What to work on
In full and without deviation, write out the entries that follow.

▼▼▼

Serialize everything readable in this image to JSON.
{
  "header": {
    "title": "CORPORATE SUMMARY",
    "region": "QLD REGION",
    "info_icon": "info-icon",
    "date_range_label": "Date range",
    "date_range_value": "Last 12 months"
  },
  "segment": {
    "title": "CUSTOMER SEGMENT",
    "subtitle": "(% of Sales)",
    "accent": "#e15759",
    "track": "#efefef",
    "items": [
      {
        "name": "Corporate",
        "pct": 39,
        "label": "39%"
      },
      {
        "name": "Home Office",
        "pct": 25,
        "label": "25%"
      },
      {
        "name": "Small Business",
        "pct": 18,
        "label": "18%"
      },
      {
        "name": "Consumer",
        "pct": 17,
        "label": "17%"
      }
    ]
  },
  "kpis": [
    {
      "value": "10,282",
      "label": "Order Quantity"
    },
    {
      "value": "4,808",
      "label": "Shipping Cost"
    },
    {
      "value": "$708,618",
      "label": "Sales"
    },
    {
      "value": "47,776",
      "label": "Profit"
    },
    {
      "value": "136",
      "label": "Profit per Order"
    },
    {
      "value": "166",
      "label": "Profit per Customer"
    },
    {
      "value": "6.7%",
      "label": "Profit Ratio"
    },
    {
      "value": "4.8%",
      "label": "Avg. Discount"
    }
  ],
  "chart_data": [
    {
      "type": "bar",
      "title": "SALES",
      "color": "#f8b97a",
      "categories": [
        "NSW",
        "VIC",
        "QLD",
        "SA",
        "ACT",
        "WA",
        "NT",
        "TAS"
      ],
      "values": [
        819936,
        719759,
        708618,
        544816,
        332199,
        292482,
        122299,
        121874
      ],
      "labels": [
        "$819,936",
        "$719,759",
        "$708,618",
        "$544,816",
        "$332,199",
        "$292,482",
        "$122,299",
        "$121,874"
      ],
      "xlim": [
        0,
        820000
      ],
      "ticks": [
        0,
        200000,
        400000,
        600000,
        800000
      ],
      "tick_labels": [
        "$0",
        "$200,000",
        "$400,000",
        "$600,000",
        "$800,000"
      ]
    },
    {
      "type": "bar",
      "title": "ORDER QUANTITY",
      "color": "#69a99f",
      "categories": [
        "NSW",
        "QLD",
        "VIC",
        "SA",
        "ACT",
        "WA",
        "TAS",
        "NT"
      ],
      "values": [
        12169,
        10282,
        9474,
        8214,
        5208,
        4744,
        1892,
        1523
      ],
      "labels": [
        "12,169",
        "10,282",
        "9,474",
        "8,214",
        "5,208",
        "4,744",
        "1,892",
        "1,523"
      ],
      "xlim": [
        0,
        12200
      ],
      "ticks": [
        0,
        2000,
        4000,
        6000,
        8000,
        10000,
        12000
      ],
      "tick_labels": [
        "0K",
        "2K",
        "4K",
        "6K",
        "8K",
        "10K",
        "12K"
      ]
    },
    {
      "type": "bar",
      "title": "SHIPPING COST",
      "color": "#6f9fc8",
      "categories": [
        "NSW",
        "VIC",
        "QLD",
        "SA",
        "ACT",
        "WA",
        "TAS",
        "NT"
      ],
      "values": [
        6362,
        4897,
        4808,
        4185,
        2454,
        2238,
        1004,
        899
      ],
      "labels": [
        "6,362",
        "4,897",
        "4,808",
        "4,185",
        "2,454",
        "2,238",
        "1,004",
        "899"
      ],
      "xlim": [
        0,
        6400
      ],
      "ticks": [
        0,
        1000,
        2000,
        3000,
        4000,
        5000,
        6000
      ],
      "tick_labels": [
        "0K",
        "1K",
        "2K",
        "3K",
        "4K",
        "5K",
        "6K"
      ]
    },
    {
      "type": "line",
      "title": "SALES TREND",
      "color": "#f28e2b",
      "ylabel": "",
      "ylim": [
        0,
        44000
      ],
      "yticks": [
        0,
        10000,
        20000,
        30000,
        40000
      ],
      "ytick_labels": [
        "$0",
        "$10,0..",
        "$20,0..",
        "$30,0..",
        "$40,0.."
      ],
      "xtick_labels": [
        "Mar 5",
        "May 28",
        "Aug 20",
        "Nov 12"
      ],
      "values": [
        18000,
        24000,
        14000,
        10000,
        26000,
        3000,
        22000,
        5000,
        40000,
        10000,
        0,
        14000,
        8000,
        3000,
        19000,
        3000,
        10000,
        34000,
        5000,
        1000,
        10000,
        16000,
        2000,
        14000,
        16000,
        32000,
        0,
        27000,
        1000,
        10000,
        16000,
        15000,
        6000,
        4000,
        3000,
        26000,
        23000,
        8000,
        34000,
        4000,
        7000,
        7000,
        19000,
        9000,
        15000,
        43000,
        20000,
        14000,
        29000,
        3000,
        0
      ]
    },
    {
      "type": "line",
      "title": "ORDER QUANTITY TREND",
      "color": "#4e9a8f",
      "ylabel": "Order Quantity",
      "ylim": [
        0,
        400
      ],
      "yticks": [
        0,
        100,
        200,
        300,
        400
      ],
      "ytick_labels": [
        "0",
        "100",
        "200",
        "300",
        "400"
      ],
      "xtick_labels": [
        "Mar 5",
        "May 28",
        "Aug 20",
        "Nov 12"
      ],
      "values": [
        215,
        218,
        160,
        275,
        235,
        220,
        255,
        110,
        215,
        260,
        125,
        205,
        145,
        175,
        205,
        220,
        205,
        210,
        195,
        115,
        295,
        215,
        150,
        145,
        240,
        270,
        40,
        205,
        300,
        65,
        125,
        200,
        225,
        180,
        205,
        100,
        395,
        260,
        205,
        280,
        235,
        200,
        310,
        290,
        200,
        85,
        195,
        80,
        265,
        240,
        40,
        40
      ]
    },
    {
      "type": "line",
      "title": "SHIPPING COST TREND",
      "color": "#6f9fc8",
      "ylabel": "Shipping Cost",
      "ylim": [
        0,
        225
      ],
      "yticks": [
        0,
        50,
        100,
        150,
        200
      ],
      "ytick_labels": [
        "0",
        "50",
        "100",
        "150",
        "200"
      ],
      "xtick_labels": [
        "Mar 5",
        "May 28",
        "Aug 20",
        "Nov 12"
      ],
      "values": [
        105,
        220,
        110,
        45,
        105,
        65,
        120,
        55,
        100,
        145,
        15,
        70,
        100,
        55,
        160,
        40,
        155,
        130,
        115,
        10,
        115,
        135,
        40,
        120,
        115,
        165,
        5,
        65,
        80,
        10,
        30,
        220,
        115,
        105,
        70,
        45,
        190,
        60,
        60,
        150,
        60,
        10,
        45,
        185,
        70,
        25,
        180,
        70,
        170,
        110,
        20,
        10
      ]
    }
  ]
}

▲▲▲

Final answer
Serialize everything readable in this image to JSON.
{
  "header": {
    "title": "CORPORATE SUMMARY",
    "region": "QLD REGION",
    "info_icon": "info-icon",
    "date_range_label": "Date range",
    "date_range_value": "Last 12 months"
  },
  "segment": {
    "title": "CUSTOMER SEGMENT",
    "subtitle": "(% of Sales)",
    "accent": "#e15759",
    "track": "#efefef",
    "items": [
      {
        "name": "Corporate",
        "pct": 39,
        "label": "39%"
      },
      {
        "name": "Home Office",
        "pct": 25,
        "label": "25%"
      },
      {
        "name": "Small Business",
        "pct": 18,
        "label": "18%"
      },
      {
        "name": "Consumer",
        "pct": 17,
        "label": "17%"
      }
    ]
  },
  "kpis": [
    {
      "value": "10,282",
      "label": "Order Quantity"
    },
    {
      "value": "4,808",
      "label": "Shipping Cost"
    },
    {
      "value": "$708,618",
      "label": "Sales"
    },
    {
      "value": "47,776",
      "label": "Profit"
    },
    {
      "value": "136",
      "label": "Profit per Order"
    },
    {
      "value": "166",
      "label": "Profit per Customer"
    },
    {
      "value": "6.7%",
      "label": "Profit Ratio"
    },
    {
      "value": "4.8%",
      "label": "Avg. Discount"
    }
  ],
  "chart_data": [
    {
      "type": "bar",
      "title": "SALES",
      "color": "#f8b97a",
      "categories": [
        "NSW",
        "VIC",
        "QLD",
        "SA",
        "ACT",
        "WA",
        "NT",
        "TAS"
      ],
      "values": [
        819936,
        719759,
        708618,
        544816,
        332199,
        292482,
        122299,
        121874
      ],
      "labels": [
        "$819,936",
        "$719,759",
        "$708,618",
        "$544,816",
        "$332,199",
        "$292,482",
        "$122,299",
        "$121,874"
      ],
      "xlim": [
        0,
        820000
      ],
      "ticks": [
        0,
        200000,
        400000,
        600000,
        800000
      ],
      "tick_labels": [
        "$0",
        "$200,000",
        "$400,000",
        "$600,000",
        "$800,000"
      ]
    },
    {
      "type": "bar",
      "title": "ORDER QUANTITY",
      "color": "#69a99f",
      "categories": [
        "NSW",
        "QLD",
        "VIC",
        "SA",
        "ACT",
        "WA",
        "TAS",
        "NT"
      ],
      "values": [
        12169,
        10282,
        9474,
        8214,
        5208,
        4744,
        1892,
        1523
      ],
      "labels": [
        "12,169",
        "10,282",
        "9,474",
        "8,214",
        "5,208",
        "4,744",
        "1,892",
        "1,523"
      ],
      "xlim": [
        0,
        12200
      ],
      "ticks": [
        0,
        2000,
        4000,
        6000,
        8000,
        10000,
        12000
      ],
      "tick_labels": [
        "0K",
        "2K",
        "4K",
        "6K",
        "8K",
        "10K",
        "12K"
      ]
    },
    {
      "type": "bar",
      "title": "SHIPPING COST",
      "color": "#6f9fc8",
      "categories": [
        "NSW",
        "VIC",
        "QLD",
        "SA",
        "ACT",
        "WA",
        "TAS",
        "NT"
      ],
      "values": [
        6362,
        4897,
        4808,
        4185,
        2454,
        2238,
        1004,
        899
      ],
      "labels": [
        "6,362",
        "4,897",
        "4,808",
        "4,185",
        "2,454",
        "2,238",
        "1,004",
        "899"
      ],
      "xlim": [
        0,
        6400
      ],
      "ticks": [
        0,
        1000,
        2000,
        3000,
        4000,
        5000,
        6000
      ],
      "tick_labels": [
        "0K",
        "1K",
        "2K",
        "3K",
        "4K",
        "5K",
        "6K"
      ]
    },
    {
      "type": "line",
      "title": "SALES TREND",
      "color": "#f28e2b",
      "ylabel": "",
      "ylim": [
        0,
        44000
      ],
      "yticks": [
        0,
        10000,
        20000,
        30000,
        40000
      ],
      "ytick_labels": [
        "$0",
        "$10,0..",
        "$20,0..",
        "$30,0..",
        "$40,0.."
      ],
      "xtick_labels": [
        "Mar 5",
        "May 28",
        "Aug 20",
        "Nov 12"
      ],
      "values": [
        18000,
        24000,
        14000,
        10000,
        26000,
        3000,
        22000,
        5000,
        40000,
        10000,
        0,
        14000,
        8000,
        3000,
        19000,
        3000,
        10000,
        34000,
        5000,
        1000,
        10000,
        16000,
        2000,
        14000,
        16000,
        32000,
        0,
        27000,
        1000,
        10000,
        16000,
        15000,
        6000,
        4000,
        3000,
        26000,
        23000,
        8000,
        34000,
        4000,
        7000,
        7000,
        19000,
        9000,
        15000,
        43000,
        20000,
        14000,
        29000,
        3000,
        0
      ]
    },
    {
      "type": "line",
      "title": "ORDER QUANTITY TREND",
      "color": "#4e9a8f",
      "ylabel": "Order Quantity",
      "ylim": [
        0,
        400
      ],
      "yticks": [
        0,
        100,
        200,
        300,
        400
      ],
      "ytick_labels": [
        "0",
        "100",
        "200",
        "300",
        "400"
      ],
      "xtick_labels": [
        "Mar 5",
        "May 28",
        "Aug 20",
        "Nov 12"
      ],
      "values": [
        215,
        218,
        160,
        275,
        235,
        220,
        255,
        110,
        215,
        260,
        125,
        205,
        145,
        175,
        205,
        220,
        205,
        210,
        195,
        115,
        295,
        215,
        150,
        145,
        240,
        270,
        40,
        205,
        300,
        65,
        125,
        200,
        225,
        180,
        205,
        100,
        395,
        260,
        205,
        280,
        235,
        200,
        310,
        290,
        200,
        85,
        195,
        80,
        265,
        240,
        40,
        40
      ]
    },
    {
      "type": "line",
      "title": "SHIPPING COST TREND",
      "color": "#6f9fc8",
      "ylabel": "Shipping Cost",
      "ylim": [
        0,
        225
      ],
      "yticks": [
        0,
        50,
        100,
        150,
        200
      ],
      "ytick_labels": [
        "0",
        "50",
        "100",
        "150",
        "200"
      ],
      "xtick_labels": [
        "Mar 5",
        "May 28",
        "Aug 20",
        "Nov 12"
      ],
      "values": [
        105,
        220,
        110,
        45,
        105,
        65,
        120,
        55,
        100,
        145,
        15,
        70,
        100,
        55,
        160,
        40,
        155,
        130,
        115,
        10,
        115,
        135,
        40,
        120,
        115,
        165,
        5,
        65,
        80,
        10,
        30,
        220,
        115,
        105,
        70,
        45,
        190,
        60,
        60,
        150,
        60,
        10,
        45,
        185,
        70,
        25,
        180,
        70,
        170,
        110,
        20,
        10
      ]
    }
  ]
}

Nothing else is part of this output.